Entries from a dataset
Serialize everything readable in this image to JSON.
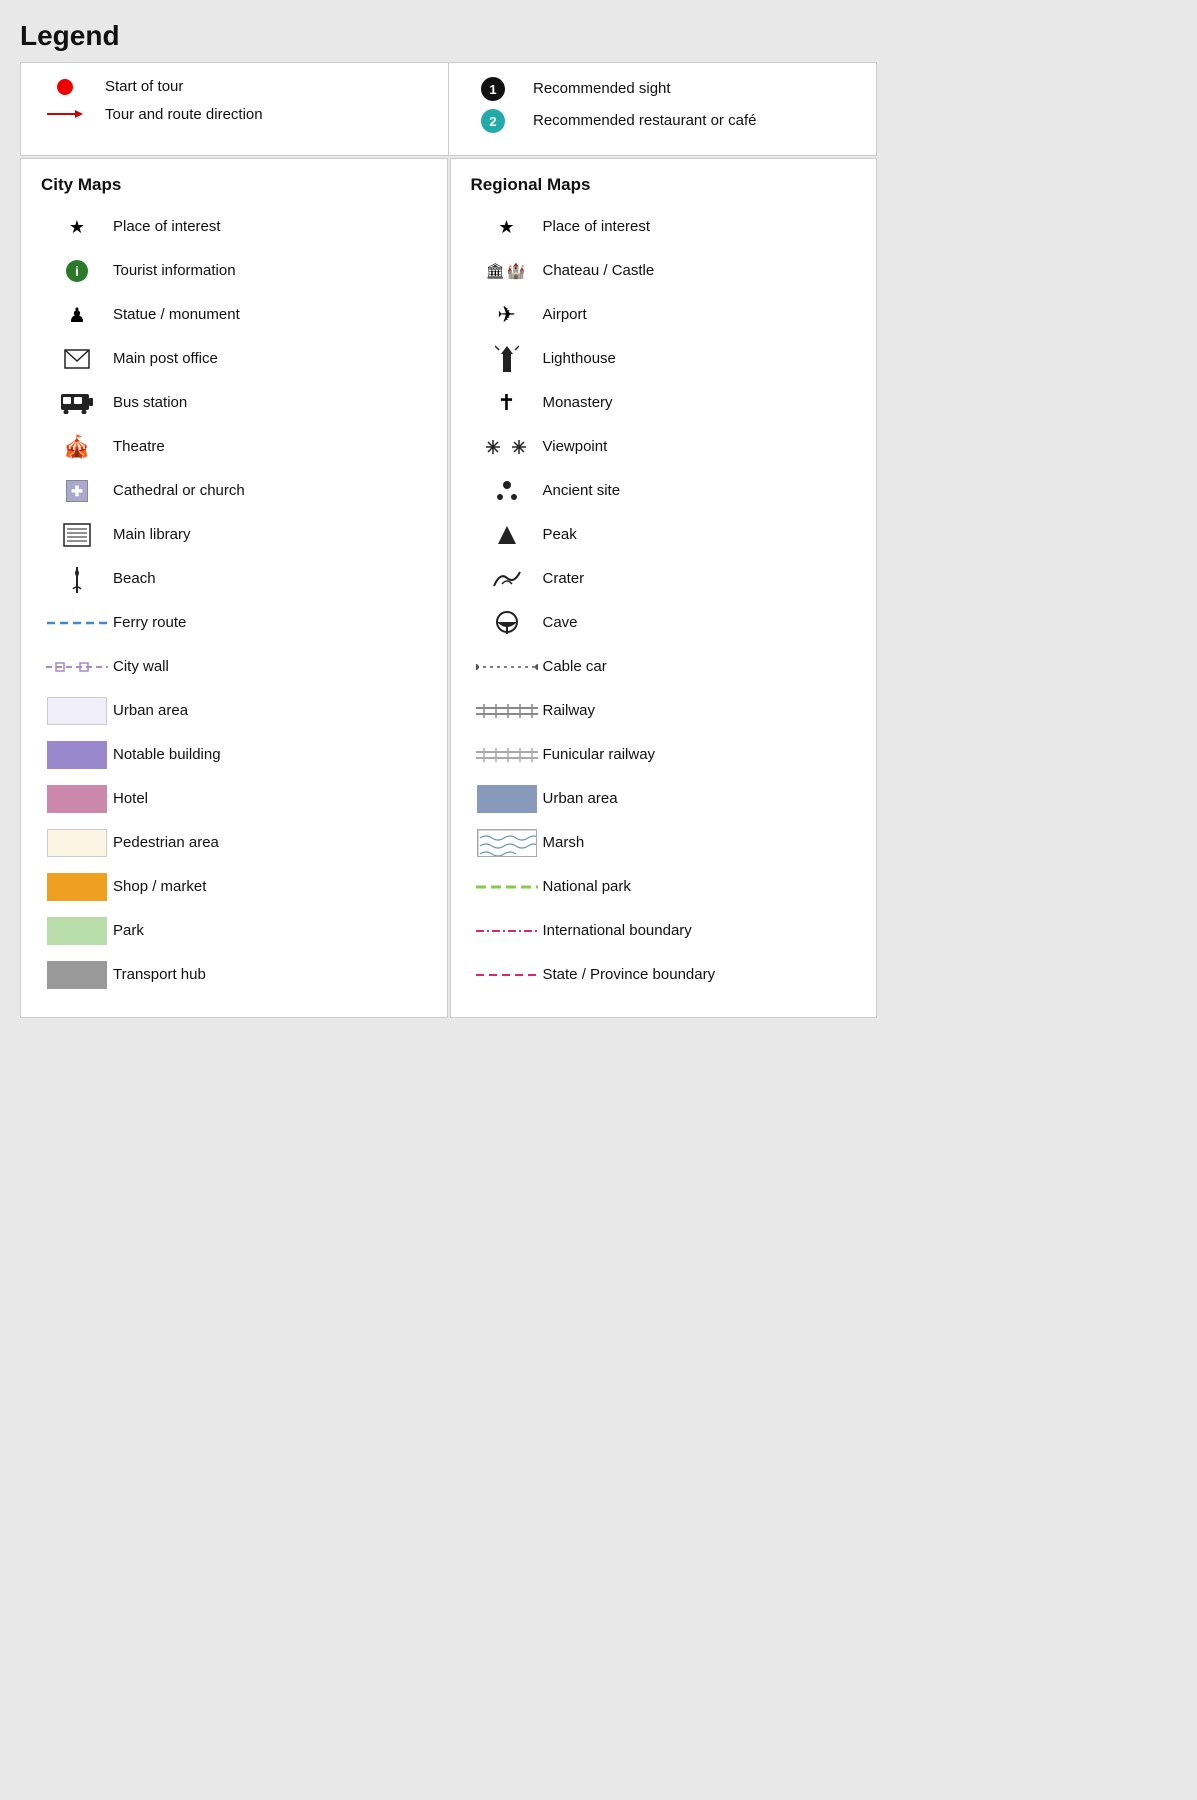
{
  "title": "Legend",
  "top": {
    "left": {
      "items": [
        {
          "label": "Start of tour",
          "icon": "red-dot"
        },
        {
          "label": "Tour and route direction",
          "icon": "arrow-red"
        }
      ]
    },
    "right": {
      "items": [
        {
          "label": "Recommended sight",
          "icon": "num1-black"
        },
        {
          "label": "Recommended restaurant or café",
          "icon": "num2-green"
        }
      ]
    }
  },
  "cityMaps": {
    "title": "City Maps",
    "items": [
      {
        "label": "Place of interest",
        "icon": "star"
      },
      {
        "label": "Tourist information",
        "icon": "info-green"
      },
      {
        "label": "Statue / monument",
        "icon": "chess"
      },
      {
        "label": "Main post office",
        "icon": "envelope"
      },
      {
        "label": "Bus station",
        "icon": "bus"
      },
      {
        "label": "Theatre",
        "icon": "theatre"
      },
      {
        "label": "Cathedral or church",
        "icon": "church-cross"
      },
      {
        "label": "Main library",
        "icon": "library"
      },
      {
        "label": "Beach",
        "icon": "beach"
      },
      {
        "label": "Ferry route",
        "icon": "ferry-dashed"
      },
      {
        "label": "City wall",
        "icon": "city-wall"
      },
      {
        "label": "Urban area",
        "icon": "swatch-urban-city"
      },
      {
        "label": "Notable building",
        "icon": "swatch-notable"
      },
      {
        "label": "Hotel",
        "icon": "swatch-hotel"
      },
      {
        "label": "Pedestrian area",
        "icon": "swatch-pedestrian"
      },
      {
        "label": "Shop / market",
        "icon": "swatch-shop"
      },
      {
        "label": "Park",
        "icon": "swatch-park"
      },
      {
        "label": "Transport hub",
        "icon": "swatch-transport"
      }
    ]
  },
  "regionalMaps": {
    "title": "Regional Maps",
    "items": [
      {
        "label": "Place of interest",
        "icon": "star"
      },
      {
        "label": "Chateau / Castle",
        "icon": "chateau"
      },
      {
        "label": "Airport",
        "icon": "airport"
      },
      {
        "label": "Lighthouse",
        "icon": "lighthouse"
      },
      {
        "label": "Monastery",
        "icon": "monastery"
      },
      {
        "label": "Viewpoint",
        "icon": "viewpoint"
      },
      {
        "label": "Ancient site",
        "icon": "ancient"
      },
      {
        "label": "Peak",
        "icon": "peak"
      },
      {
        "label": "Crater",
        "icon": "crater"
      },
      {
        "label": "Cave",
        "icon": "cave"
      },
      {
        "label": "Cable car",
        "icon": "cable-car"
      },
      {
        "label": "Railway",
        "icon": "railway"
      },
      {
        "label": "Funicular railway",
        "icon": "funicular"
      },
      {
        "label": "Urban area",
        "icon": "swatch-urban-regional"
      },
      {
        "label": "Marsh",
        "icon": "swatch-marsh"
      },
      {
        "label": "National park",
        "icon": "natpark"
      },
      {
        "label": "International boundary",
        "icon": "intl-boundary"
      },
      {
        "label": "State / Province boundary",
        "icon": "state-boundary"
      }
    ]
  }
}
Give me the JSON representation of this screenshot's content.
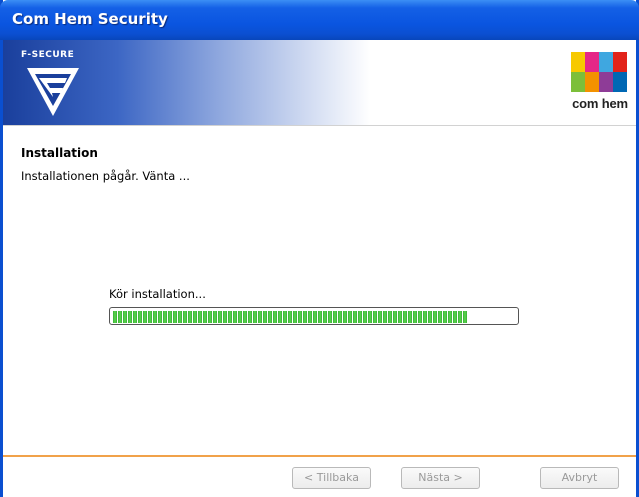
{
  "window": {
    "title": "Com Hem Security"
  },
  "banner": {
    "brand_left": "F-SECURE",
    "brand_right": "com hem"
  },
  "content": {
    "heading": "Installation",
    "subtitle": "Installationen pågår. Vänta ...",
    "progress_label": "Kör installation...",
    "progress": 0.88
  },
  "buttons": {
    "back": "< Tillbaka",
    "next": "Nästa >",
    "cancel": "Avbryt"
  },
  "colors": {
    "titlebar": "#0a55e0",
    "progress": "#37b033",
    "divider": "#f1a24a"
  },
  "icons": {
    "left_logo": "f-secure-logo",
    "right_logo": "com-hem-logo"
  }
}
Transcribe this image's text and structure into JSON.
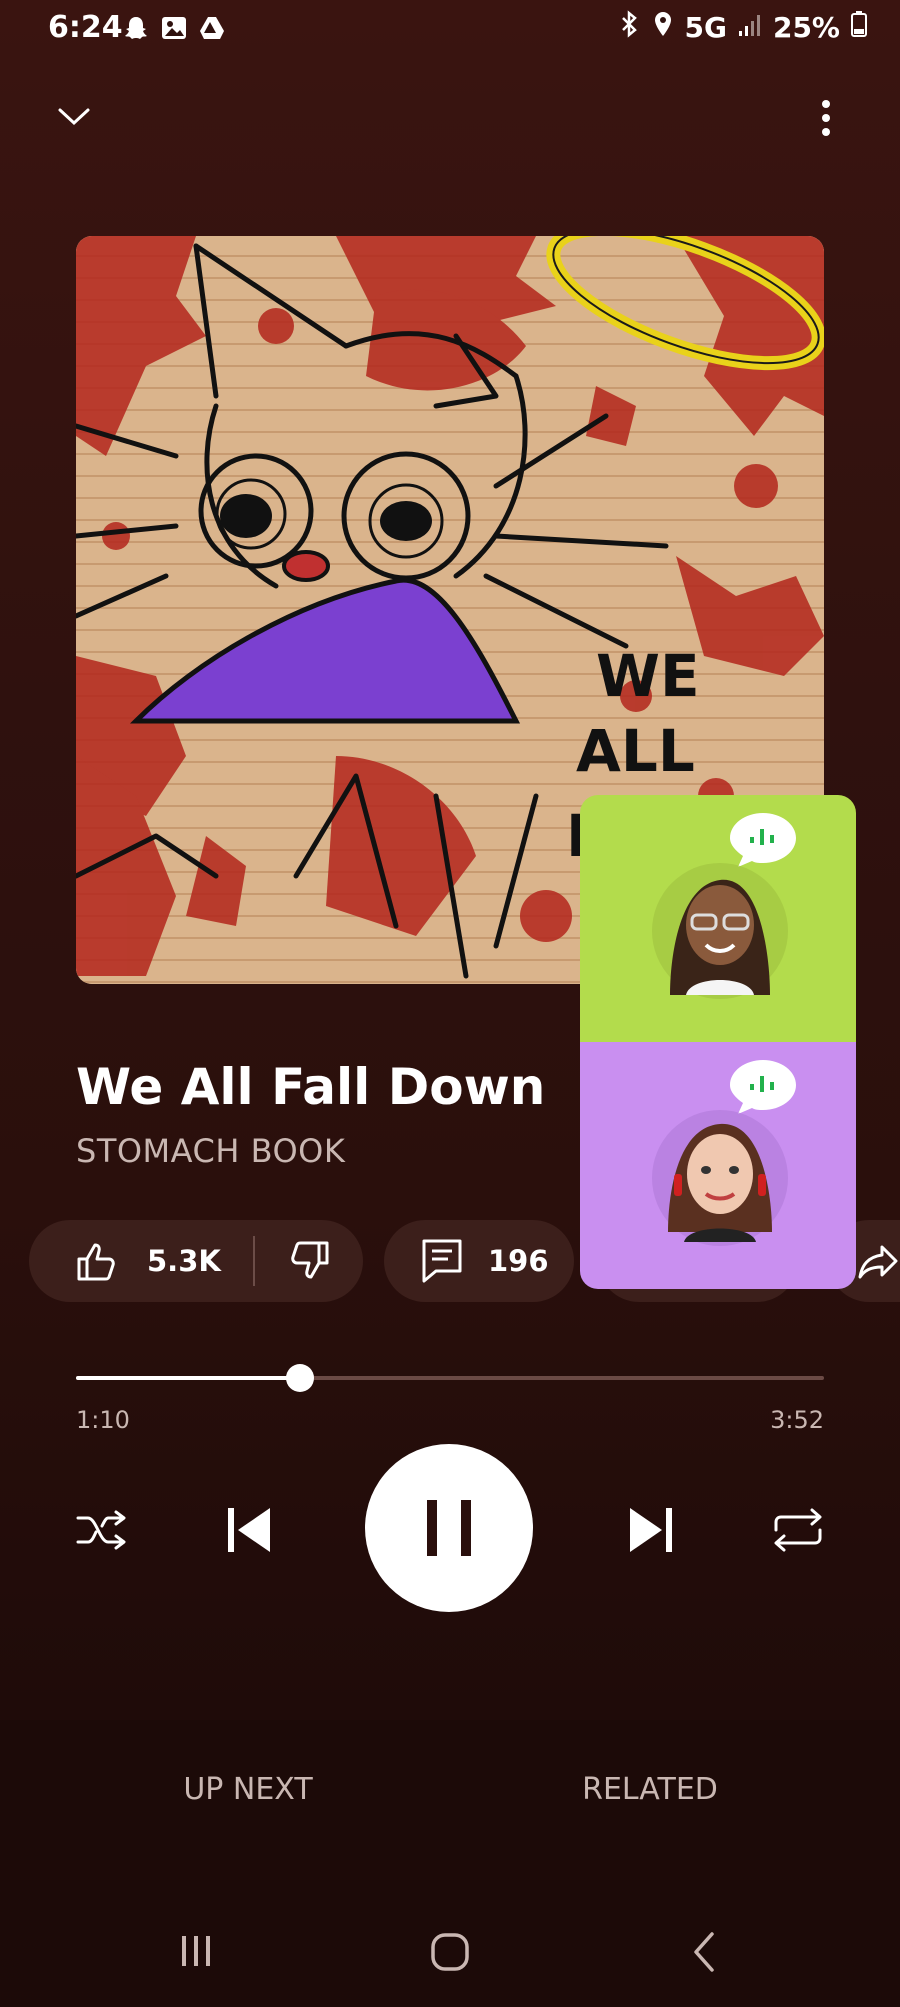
{
  "status_bar": {
    "time": "6:24",
    "network": "5G",
    "battery": "25%"
  },
  "track": {
    "title": "We All Fall Down",
    "artist": "STOMACH BOOK",
    "album_art_text": "WE ALL F"
  },
  "actions": {
    "likes": "5.3K",
    "comments": "196"
  },
  "progress": {
    "elapsed": "1:10",
    "total": "3:52",
    "fraction": 0.3
  },
  "tabs": {
    "up_next": "UP NEXT",
    "related": "RELATED"
  },
  "colors": {
    "background": "#2f110e",
    "pill": "#3c1f1b",
    "call_tile_1": "#b3dc4c",
    "call_tile_2": "#c98ff0",
    "speaking_indicator": "#22b14c"
  },
  "icons": {
    "collapse": "chevron-down-icon",
    "more": "more-vert-icon",
    "like": "thumb-up-icon",
    "dislike": "thumb-down-icon",
    "comment": "comment-icon",
    "share": "share-icon",
    "shuffle": "shuffle-icon",
    "previous": "skip-previous-icon",
    "pause": "pause-icon",
    "next": "skip-next-icon",
    "repeat": "repeat-icon"
  }
}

* [Exercise task]:
In your copy, leave out the pictures and reproduce the material above exactly.

* [Full response]:
Serialize everything readable in this image to JSON.
{
  "title": "Legend",
  "top": {
    "left": {
      "items": [
        {
          "label": "Start of tour",
          "icon": "red-dot"
        },
        {
          "label": "Tour and route direction",
          "icon": "arrow-red"
        }
      ]
    },
    "right": {
      "items": [
        {
          "label": "Recommended sight",
          "icon": "num1-black"
        },
        {
          "label": "Recommended restaurant or café",
          "icon": "num2-green"
        }
      ]
    }
  },
  "cityMaps": {
    "title": "City Maps",
    "items": [
      {
        "label": "Place of interest",
        "icon": "star"
      },
      {
        "label": "Tourist information",
        "icon": "info-green"
      },
      {
        "label": "Statue / monument",
        "icon": "chess"
      },
      {
        "label": "Main post office",
        "icon": "envelope"
      },
      {
        "label": "Bus station",
        "icon": "bus"
      },
      {
        "label": "Theatre",
        "icon": "theatre"
      },
      {
        "label": "Cathedral or church",
        "icon": "church-cross"
      },
      {
        "label": "Main library",
        "icon": "library"
      },
      {
        "label": "Beach",
        "icon": "beach"
      },
      {
        "label": "Ferry route",
        "icon": "ferry-dashed"
      },
      {
        "label": "City wall",
        "icon": "city-wall"
      },
      {
        "label": "Urban area",
        "icon": "swatch-urban-city"
      },
      {
        "label": "Notable building",
        "icon": "swatch-notable"
      },
      {
        "label": "Hotel",
        "icon": "swatch-hotel"
      },
      {
        "label": "Pedestrian area",
        "icon": "swatch-pedestrian"
      },
      {
        "label": "Shop / market",
        "icon": "swatch-shop"
      },
      {
        "label": "Park",
        "icon": "swatch-park"
      },
      {
        "label": "Transport hub",
        "icon": "swatch-transport"
      }
    ]
  },
  "regionalMaps": {
    "title": "Regional Maps",
    "items": [
      {
        "label": "Place of interest",
        "icon": "star"
      },
      {
        "label": "Chateau / Castle",
        "icon": "chateau"
      },
      {
        "label": "Airport",
        "icon": "airport"
      },
      {
        "label": "Lighthouse",
        "icon": "lighthouse"
      },
      {
        "label": "Monastery",
        "icon": "monastery"
      },
      {
        "label": "Viewpoint",
        "icon": "viewpoint"
      },
      {
        "label": "Ancient site",
        "icon": "ancient"
      },
      {
        "label": "Peak",
        "icon": "peak"
      },
      {
        "label": "Crater",
        "icon": "crater"
      },
      {
        "label": "Cave",
        "icon": "cave"
      },
      {
        "label": "Cable car",
        "icon": "cable-car"
      },
      {
        "label": "Railway",
        "icon": "railway"
      },
      {
        "label": "Funicular railway",
        "icon": "funicular"
      },
      {
        "label": "Urban area",
        "icon": "swatch-urban-regional"
      },
      {
        "label": "Marsh",
        "icon": "swatch-marsh"
      },
      {
        "label": "National park",
        "icon": "natpark"
      },
      {
        "label": "International boundary",
        "icon": "intl-boundary"
      },
      {
        "label": "State / Province boundary",
        "icon": "state-boundary"
      }
    ]
  }
}
Give me the JSON representation of this screenshot's content.
{
  "window": {
    "title": "Com Hem Security"
  },
  "banner": {
    "brand_left": "F-SECURE",
    "brand_right": "com hem"
  },
  "content": {
    "heading": "Installation",
    "subtitle": "Installationen pågår. Vänta ...",
    "progress_label": "Kör installation...",
    "progress": 0.88
  },
  "buttons": {
    "back": "< Tillbaka",
    "next": "Nästa >",
    "cancel": "Avbryt"
  },
  "colors": {
    "titlebar": "#0a55e0",
    "progress": "#37b033",
    "divider": "#f1a24a"
  },
  "icons": {
    "left_logo": "f-secure-logo",
    "right_logo": "com-hem-logo"
  }
}
Transcribe this image's text and structure into JSON.
{
  "status_bar": {
    "time": "6:24",
    "network": "5G",
    "battery": "25%"
  },
  "track": {
    "title": "We All Fall Down",
    "artist": "STOMACH BOOK",
    "album_art_text": "WE ALL F"
  },
  "actions": {
    "likes": "5.3K",
    "comments": "196"
  },
  "progress": {
    "elapsed": "1:10",
    "total": "3:52",
    "fraction": 0.3
  },
  "tabs": {
    "up_next": "UP NEXT",
    "related": "RELATED"
  },
  "colors": {
    "background": "#2f110e",
    "pill": "#3c1f1b",
    "call_tile_1": "#b3dc4c",
    "call_tile_2": "#c98ff0",
    "speaking_indicator": "#22b14c"
  },
  "icons": {
    "collapse": "chevron-down-icon",
    "more": "more-vert-icon",
    "like": "thumb-up-icon",
    "dislike": "thumb-down-icon",
    "comment": "comment-icon",
    "share": "share-icon",
    "shuffle": "shuffle-icon",
    "previous": "skip-previous-icon",
    "pause": "pause-icon",
    "next": "skip-next-icon",
    "repeat": "repeat-icon"
  }
}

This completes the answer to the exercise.